That seems like a pretty naive and biased approach to software to me honestly.

Ease of use, community support, feature set, CI/CD etc..all should come into play when deciding what to use.

Freedom at all costs is great until you limit the community development and potential user base by 90% by using a completely open repo service that 5% of the population uses or some small discord alternative.

So then the option is to host on multiple platforms/communities and the management and time investment goes up keeping them in sync and active.

As with most things in life, it's best to look at things with nuance rather than a hard stance imo.

I may stand it up on another service at some point, but also anyone else is totally free to do that as well. There are no restrictions.

[–] toastal@lemmy.ml 1 points 6 months ago* (last edited 6 months ago)

These have tradeoffs you don’t see when certain groups cannot participate due to personal or systemic political or philosophical reasons. You also can’t hear from that crowd since they haven’t been given a place to voice.

In the case of chat & forges, these are solved for quality free options (& even decentralized in some cases). The choice are at least in the good enough category if not better in some aspects (& worse in others). For chat a room in Libera.Chat or OFTC is free & meant for free software—even if it is labeled as unofficial it still gives folks a sanctioned place who wish to avoid Discord for privacy, security, preformance, or US services being blocked (as well as being an out-of-band option for when a server is inevitably down). For forges, living in part of world where Microsoft often heavily throttles my bandwidth & all outages are during my day time, it is never a bad idea to configure your VCS to push to a second mirror like Codeberg, et al. not just for freedom reasons but resilience from server outages & censorship (see youtube-dl or the Switch emulators or nations that have blocked the whole IP due to something governments didn’t like in someone else’s repo). When you start coding around Microsoft GitHub’s Actions or API or Discussions or any specific integration without an eye to the generic/portable approach which is easier done from the start, dependence starts to add up. While readonly mirror would suck for freedom of contributions/communications, it is an option if it is seen as too noisy or too much of a burden to support multiple forges outages & censorship are real (especially if not in the West).

“Enshitification” is the buzzword for services whose quality goes down & devolves to ads + selling user data for profit maximization—usually because they can because users/groups are now locked into the service having relied too heavily on their infrastructure. We see free software projects still stuck on Sourceforge & Slack due to lock-in. Having started with the free option, the lock-in probably can’t happen. Even having one option supported as a backup makes one cognisant of features that aren’t going to port when these US-based, profit-driven entities decide to gradually make things worse to the point where users want to leave with history showing us this has happened several times.

You might say it is pragmatic, but I think it’s both lazy & short-sighted to not have these near-zero-effort options set up even as a back up (truly can be set & forget if really wanted)—especially when you think these values are good enough for the service you are building but also interacting on Lemmy, a decentralized, self-hostable platform (who said they have every intention of migrating their code to self-hosted as soon as ForgeFed is merge for federation).

**TASK LIST:**
A. From the forum thread above, copy word for word the part that begins with "So then the" and ends with "6 months ago)".
B. Answer these questions from the forum thread above:
(i) Which two chat networks are named as free places to host a room?
(ii) On which two services are free software projects said to still be stuck because of lock-in?
(iii) By what percentage could a completely open repo service limit community development and the potential user base, according to the first comment?

Page layout parsing data
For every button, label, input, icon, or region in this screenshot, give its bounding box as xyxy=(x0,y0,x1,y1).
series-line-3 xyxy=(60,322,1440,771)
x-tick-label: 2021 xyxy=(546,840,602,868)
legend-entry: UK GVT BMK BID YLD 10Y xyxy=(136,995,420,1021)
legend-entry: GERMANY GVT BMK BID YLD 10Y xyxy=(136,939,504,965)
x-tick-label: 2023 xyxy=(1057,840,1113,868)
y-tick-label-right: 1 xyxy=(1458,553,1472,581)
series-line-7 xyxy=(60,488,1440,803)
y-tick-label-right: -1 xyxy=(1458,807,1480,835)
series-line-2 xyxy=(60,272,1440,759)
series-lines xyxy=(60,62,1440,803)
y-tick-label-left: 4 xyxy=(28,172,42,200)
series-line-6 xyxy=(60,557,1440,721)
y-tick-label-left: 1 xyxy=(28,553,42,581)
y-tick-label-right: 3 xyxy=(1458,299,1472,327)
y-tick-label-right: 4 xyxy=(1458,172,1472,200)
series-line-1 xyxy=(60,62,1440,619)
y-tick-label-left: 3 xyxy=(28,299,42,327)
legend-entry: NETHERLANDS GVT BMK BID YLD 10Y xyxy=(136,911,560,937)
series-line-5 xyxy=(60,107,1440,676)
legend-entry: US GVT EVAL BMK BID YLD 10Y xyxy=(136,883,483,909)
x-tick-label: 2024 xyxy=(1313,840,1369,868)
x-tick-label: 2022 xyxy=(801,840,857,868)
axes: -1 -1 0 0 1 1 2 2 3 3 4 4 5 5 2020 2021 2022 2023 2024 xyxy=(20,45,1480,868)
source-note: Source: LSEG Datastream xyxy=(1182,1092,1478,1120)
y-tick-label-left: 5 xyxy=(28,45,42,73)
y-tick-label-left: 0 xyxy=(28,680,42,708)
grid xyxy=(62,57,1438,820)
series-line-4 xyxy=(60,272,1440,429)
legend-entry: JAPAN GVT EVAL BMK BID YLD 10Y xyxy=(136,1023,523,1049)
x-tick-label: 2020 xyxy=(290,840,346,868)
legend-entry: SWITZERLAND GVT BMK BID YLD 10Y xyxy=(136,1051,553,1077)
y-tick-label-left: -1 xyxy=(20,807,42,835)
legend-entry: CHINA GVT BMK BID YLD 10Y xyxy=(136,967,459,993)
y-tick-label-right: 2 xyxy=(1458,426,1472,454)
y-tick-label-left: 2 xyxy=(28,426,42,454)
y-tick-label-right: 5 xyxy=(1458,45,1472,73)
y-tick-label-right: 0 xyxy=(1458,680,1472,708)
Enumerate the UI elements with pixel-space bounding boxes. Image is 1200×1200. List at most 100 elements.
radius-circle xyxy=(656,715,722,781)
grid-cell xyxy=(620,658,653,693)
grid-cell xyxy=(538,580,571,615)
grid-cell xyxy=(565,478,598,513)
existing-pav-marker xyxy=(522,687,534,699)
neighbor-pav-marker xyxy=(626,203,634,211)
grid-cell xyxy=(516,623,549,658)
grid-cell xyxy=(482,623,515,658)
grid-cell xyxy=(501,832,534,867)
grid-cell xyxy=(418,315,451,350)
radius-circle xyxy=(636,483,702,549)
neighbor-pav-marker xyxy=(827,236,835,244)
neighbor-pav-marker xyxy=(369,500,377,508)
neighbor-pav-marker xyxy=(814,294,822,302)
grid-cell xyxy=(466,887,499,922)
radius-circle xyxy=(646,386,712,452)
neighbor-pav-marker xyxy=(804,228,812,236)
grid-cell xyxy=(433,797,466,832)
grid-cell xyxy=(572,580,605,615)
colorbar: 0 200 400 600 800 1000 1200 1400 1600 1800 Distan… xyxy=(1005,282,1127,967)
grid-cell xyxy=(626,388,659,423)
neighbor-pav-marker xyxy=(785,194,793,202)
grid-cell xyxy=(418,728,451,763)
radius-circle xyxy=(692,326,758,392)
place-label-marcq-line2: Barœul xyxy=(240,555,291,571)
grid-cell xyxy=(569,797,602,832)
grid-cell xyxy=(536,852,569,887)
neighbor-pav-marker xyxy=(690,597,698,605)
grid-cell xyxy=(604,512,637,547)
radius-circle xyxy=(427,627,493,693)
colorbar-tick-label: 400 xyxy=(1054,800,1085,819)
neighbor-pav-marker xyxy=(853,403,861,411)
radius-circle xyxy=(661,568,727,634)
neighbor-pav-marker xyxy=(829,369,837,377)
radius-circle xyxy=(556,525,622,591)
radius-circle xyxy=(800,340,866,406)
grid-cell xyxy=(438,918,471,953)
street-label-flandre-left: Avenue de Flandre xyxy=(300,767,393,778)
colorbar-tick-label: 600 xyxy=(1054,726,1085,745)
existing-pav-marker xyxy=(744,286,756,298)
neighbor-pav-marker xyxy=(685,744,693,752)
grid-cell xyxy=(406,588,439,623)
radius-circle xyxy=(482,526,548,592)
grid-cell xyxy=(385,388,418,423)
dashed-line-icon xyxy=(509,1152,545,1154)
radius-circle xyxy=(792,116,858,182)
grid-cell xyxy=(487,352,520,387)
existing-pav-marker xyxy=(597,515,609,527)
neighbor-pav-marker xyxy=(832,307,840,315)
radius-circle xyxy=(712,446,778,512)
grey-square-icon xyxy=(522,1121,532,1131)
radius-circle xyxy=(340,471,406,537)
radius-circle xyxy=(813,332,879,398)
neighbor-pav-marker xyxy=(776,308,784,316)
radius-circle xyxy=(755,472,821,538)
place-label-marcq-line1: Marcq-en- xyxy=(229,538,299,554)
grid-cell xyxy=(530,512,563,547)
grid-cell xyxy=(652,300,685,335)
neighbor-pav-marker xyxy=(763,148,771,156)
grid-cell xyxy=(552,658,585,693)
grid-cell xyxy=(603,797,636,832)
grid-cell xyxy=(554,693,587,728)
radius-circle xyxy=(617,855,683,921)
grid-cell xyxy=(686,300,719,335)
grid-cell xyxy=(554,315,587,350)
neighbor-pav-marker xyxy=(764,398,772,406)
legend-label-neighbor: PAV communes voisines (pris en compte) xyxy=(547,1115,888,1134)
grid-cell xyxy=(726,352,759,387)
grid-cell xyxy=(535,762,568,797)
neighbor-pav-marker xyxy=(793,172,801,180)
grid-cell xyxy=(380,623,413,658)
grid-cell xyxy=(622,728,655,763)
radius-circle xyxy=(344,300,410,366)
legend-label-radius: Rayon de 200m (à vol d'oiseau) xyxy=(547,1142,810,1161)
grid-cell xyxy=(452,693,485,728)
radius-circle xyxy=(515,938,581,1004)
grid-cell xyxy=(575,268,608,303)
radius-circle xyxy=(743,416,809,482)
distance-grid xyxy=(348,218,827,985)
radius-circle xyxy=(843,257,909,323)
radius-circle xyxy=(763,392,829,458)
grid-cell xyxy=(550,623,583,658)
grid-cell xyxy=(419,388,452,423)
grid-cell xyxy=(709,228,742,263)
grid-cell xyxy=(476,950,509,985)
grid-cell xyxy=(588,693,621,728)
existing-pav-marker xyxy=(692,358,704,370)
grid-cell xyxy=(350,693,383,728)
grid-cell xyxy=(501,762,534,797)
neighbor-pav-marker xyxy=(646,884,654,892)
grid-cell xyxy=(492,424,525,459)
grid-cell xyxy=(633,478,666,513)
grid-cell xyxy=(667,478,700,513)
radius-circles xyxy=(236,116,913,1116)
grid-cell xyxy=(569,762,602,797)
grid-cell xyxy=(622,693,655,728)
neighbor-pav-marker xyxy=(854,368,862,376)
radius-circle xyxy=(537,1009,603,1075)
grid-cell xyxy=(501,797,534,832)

**ANSWERS FOR THE EXERCISE:**
A.
So then the option is to host on multiple platforms/communities and the management and time investment goes up keeping them in sync and active.

As with most things in life, it's best to look at things with nuance rather than a hard stance imo.

I may stand it up on another service at some point, but also anyone else is totally free to do that as well. There are no restrictions.

[–] toastal@lemmy.ml 1 points 6 months ago* (last edited 6 months ago)

B.
(i) Libera.Chat and OFTC
(ii) Sourceforge and Slack
(iii) 90%